## [Data for this exercise]
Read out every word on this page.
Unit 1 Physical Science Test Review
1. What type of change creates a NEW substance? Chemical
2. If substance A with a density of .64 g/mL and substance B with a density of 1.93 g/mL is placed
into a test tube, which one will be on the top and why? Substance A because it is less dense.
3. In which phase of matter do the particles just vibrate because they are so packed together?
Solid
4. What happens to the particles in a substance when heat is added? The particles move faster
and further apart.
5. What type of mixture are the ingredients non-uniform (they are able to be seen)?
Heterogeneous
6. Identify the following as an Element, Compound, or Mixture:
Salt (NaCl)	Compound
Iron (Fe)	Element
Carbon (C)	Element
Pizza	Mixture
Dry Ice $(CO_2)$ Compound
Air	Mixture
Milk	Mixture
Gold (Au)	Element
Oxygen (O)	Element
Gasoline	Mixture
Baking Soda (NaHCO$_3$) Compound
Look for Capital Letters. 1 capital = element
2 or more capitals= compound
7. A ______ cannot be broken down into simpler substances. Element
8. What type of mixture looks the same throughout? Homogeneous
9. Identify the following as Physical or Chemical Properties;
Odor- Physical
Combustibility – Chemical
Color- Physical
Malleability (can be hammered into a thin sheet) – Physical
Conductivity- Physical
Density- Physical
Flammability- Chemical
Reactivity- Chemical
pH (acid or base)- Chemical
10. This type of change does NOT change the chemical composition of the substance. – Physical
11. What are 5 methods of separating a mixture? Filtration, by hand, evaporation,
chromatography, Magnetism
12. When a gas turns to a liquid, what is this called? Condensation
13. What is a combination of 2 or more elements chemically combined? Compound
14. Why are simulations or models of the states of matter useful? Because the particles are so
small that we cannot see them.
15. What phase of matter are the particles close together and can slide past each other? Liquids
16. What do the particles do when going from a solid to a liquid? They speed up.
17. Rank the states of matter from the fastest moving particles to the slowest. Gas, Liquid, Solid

## [Set exercise]
Using the listing above, locate the lines that hold "following" and copy each one.

## [Right answer]
6. Identify the following as an Element, Compound, or Mixture:
9. Identify the following as Physical or Chemical Properties;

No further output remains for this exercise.